Passage to read:
────────────────────────────────────────
Nope, Eview, I didn't miss it. I wish I had the time and plane fare to take you up on that.  

It would be cheaper, though, for me to buy all these programs, plus my Coreldraw and Illustrator again, but I appreciate the offer!  

In these tougher, leaner times though - and after past investments I've made - I'm no longer interested in buying something because I can, even if I don't need to, and spend that money.

Tightening the money belt these days and I think alot of people are... I think that's the point of alot of these posts asking Q's and the need for these lower dollar programs, even still, does not negate that need or desire to talk about them... 

And... 
What I really need is a hands on tutor on these softwares so I can get the most out of them, so your offer was a good one, though geographically challenged.  But I'd only come back and share what we learned here anyway, which is what I think Ashamutt is really trying to reach.

Bringing me to my thanks to you for this offer... 



> and fill out that chart.



Awesome! And thank you, too, for joining in and helping the others out. Sounds like you probably have some good experience with a few of the programs and will be an asset.


----------



## CyberSultan

ashamutt said:


> Ok Scott....did you get added as a "editor" to _THE LIST_?


Looks like I'm all set!


----------



## CocoVee

diana13t said:


> Thank you so much for the replies. I do want to get Funtime but not I can't remember what the differences were between the $50 version and the $169 version? I have DAS' Smart Cut Pro 2 but I'm wanting Funtime for the better font features and the lattice feature is pretty cool too.
> 
> So can someone tell me the differences again between the two versions and where I can buy them from?
> 
> Thanks,
> Di


Hello All,

I was just going through this thread to see if I could find out the difference in the $50 version and the $169.00 version. So far I don't see an answer. Does that mean you all are still working on the spreadsheet or did I miss it?
────────────────────────────────────────
Stored data:
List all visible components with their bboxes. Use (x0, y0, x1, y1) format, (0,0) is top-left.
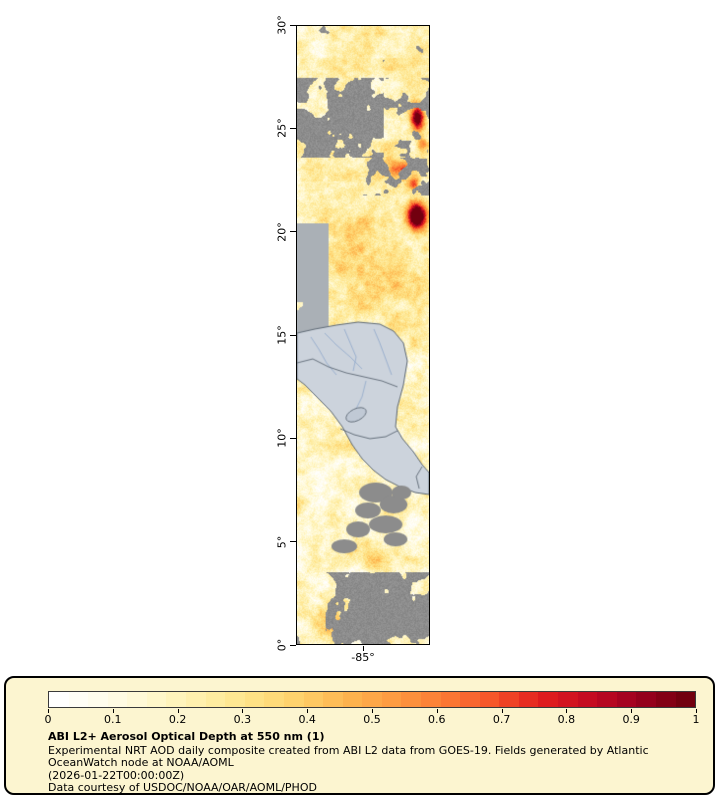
────────────────────────────────────────
Objectives:
1. In the forum thread, write out the stretch from "Nope, Eview, I" through "spend that money." again, swapping "plane fare" for "bus fare".
2. Answer these questions from the forum thread:
(a) Which two programs besides the others does the first poster say they would have to buy again?
(b) What cutting program does diana13t say she already has?
(c) What are the prices of the two Funtime versions mentioned?

Answers to each task:
1.
Nope, Eview, I didn't miss it. I wish I had the time and bus fare to take you up on that.  

It would be cheaper, though, for me to buy all these programs, plus my Coreldraw and Illustrator again, but I appreciate the offer!  

In these tougher, leaner times though - and after past investments I've made - I'm no longer interested in buying something because I can, even if I don't need to, and spend that money.

2.
(a) Coreldraw and Illustrator.
(b) DAS' Smart Cut Pro 2.
(c) $50 and $169.